## [Work to complete]
Write out every single entry exactly.

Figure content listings
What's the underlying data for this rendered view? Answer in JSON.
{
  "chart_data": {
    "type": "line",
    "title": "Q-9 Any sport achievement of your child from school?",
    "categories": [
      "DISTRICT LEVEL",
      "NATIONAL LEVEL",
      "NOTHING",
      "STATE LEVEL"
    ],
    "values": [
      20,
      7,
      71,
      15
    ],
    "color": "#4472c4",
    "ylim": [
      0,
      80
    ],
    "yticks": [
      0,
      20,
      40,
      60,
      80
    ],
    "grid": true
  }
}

## [Solution to the exercise]
What's the underlying data for this rendered view? Answer in JSON.
{
  "chart_data": {
    "type": "line",
    "title": "Q-9 Any sport achievement of your child from school?",
    "categories": [
      "DISTRICT LEVEL",
      "NATIONAL LEVEL",
      "NOTHING",
      "STATE LEVEL"
    ],
    "values": [
      20,
      7,
      71,
      15
    ],
    "color": "#4472c4",
    "ylim": [
      0,
      80
    ],
    "yticks": [
      0,
      20,
      40,
      60,
      80
    ],
    "grid": true
  }
}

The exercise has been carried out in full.